• **The request**: Go through the listing and copy each line with the string "JSON".
— Start of Raw records —
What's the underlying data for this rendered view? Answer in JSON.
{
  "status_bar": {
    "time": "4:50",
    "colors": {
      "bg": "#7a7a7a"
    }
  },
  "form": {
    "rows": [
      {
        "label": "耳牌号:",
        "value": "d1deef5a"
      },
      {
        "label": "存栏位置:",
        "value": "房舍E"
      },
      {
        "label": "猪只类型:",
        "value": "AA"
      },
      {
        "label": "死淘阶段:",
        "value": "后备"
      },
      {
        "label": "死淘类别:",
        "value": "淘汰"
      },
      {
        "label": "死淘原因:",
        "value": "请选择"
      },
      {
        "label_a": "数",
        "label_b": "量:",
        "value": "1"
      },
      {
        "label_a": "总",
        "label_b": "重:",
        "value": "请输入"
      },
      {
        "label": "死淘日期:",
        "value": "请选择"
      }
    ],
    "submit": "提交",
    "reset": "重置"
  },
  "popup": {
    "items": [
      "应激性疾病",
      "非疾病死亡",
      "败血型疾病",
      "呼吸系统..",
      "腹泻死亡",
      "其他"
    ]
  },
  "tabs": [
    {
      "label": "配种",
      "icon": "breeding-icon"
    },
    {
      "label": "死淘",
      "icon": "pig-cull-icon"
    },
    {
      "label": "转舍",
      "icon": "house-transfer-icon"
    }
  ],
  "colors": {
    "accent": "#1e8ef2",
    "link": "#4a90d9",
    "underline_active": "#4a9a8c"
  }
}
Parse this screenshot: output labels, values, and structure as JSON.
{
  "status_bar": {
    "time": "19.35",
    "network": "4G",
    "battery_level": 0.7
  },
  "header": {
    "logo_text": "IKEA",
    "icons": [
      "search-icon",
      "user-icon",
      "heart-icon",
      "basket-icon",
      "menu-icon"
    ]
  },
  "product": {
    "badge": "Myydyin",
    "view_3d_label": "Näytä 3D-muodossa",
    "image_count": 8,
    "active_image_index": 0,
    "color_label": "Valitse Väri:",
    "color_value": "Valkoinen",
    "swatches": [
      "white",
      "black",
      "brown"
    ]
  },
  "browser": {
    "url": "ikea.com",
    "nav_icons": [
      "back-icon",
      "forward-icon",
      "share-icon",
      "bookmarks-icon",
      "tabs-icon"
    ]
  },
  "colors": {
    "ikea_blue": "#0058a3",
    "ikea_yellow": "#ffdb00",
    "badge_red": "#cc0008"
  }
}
— End of Raw records —
• **Solution**:
What's the underlying data for this rendered view? Answer in JSON.
Parse this screenshot: output labels, values, and structure as JSON.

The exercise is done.